**Work required**
Please print every line from the one containing "Read this page and output its text content." through the last line of the records below, exactly as written and nothing more.

**Data rows**
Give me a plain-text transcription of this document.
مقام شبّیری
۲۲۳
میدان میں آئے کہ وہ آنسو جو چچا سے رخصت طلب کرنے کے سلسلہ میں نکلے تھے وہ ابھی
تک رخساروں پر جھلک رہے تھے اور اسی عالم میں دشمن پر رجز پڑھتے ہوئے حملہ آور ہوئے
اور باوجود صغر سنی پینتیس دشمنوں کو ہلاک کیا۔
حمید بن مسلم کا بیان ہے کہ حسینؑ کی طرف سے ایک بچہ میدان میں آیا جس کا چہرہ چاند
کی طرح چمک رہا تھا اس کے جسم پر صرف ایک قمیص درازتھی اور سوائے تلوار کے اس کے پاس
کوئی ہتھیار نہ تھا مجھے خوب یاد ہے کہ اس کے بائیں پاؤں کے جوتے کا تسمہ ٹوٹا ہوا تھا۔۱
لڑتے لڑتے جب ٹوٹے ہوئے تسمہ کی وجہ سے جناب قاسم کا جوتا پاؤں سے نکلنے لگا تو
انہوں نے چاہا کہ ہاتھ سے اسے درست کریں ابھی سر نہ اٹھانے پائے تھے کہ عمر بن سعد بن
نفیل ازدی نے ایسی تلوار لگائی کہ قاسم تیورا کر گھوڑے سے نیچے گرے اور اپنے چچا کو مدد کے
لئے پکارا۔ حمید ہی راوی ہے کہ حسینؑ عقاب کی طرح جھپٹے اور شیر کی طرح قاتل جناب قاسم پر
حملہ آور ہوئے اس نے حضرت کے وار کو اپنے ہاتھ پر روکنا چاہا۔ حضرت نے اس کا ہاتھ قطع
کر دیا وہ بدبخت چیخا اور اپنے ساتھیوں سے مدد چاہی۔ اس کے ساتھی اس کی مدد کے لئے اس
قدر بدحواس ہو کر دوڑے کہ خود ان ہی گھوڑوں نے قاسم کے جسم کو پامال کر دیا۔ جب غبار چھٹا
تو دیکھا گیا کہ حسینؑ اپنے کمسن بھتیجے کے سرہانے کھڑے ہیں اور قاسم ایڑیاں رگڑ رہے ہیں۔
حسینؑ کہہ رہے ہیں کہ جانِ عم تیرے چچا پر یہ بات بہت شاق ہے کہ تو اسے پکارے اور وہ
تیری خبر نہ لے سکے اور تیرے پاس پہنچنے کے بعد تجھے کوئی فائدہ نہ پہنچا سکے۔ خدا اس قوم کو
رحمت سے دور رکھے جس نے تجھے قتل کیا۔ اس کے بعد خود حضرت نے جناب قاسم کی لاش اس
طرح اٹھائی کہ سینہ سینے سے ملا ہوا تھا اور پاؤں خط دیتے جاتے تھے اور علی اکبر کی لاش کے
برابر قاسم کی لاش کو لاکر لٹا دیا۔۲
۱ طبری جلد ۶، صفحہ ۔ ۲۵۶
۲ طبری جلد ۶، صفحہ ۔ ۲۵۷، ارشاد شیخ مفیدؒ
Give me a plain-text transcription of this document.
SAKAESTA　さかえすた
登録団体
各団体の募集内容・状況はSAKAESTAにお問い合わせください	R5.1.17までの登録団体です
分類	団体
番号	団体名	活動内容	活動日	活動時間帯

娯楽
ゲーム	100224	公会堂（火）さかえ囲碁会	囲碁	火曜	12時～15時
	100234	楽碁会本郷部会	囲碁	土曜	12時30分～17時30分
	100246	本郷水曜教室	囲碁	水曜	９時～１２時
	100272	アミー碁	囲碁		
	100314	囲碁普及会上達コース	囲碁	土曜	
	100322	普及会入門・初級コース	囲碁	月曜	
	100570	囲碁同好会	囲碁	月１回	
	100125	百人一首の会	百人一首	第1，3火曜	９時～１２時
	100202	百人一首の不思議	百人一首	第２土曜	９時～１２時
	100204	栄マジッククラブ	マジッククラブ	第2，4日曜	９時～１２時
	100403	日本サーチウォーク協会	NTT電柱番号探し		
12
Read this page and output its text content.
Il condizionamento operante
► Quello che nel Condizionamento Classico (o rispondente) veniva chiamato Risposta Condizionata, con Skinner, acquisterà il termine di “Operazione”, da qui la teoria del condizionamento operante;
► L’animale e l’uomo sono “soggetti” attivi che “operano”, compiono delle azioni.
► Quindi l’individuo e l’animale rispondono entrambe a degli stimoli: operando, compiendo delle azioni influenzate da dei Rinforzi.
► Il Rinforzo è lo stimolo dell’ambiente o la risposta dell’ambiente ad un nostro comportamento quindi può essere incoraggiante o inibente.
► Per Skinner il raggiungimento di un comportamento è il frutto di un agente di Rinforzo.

**Problem solution**
Read this page and output its text content.
Il condizionamento operante
► Quello che nel Condizionamento Classico (o rispondente) veniva chiamato Risposta Condizionata, con Skinner, acquisterà il termine di “Operazione”, da qui la teoria del condizionamento operante;
► L’animale e l’uomo sono “soggetti” attivi che “operano”, compiono delle azioni.
► Quindi l’individuo e l’animale rispondono entrambe a degli stimoli: operando, compiendo delle azioni influenzate da dei Rinforzi.
► Il Rinforzo è lo stimolo dell’ambiente o la risposta dell’ambiente ad un nostro comportamento quindi può essere incoraggiante o inibente.
► Per Skinner il raggiungimento di un comportamento è il frutto di un agente di Rinforzo.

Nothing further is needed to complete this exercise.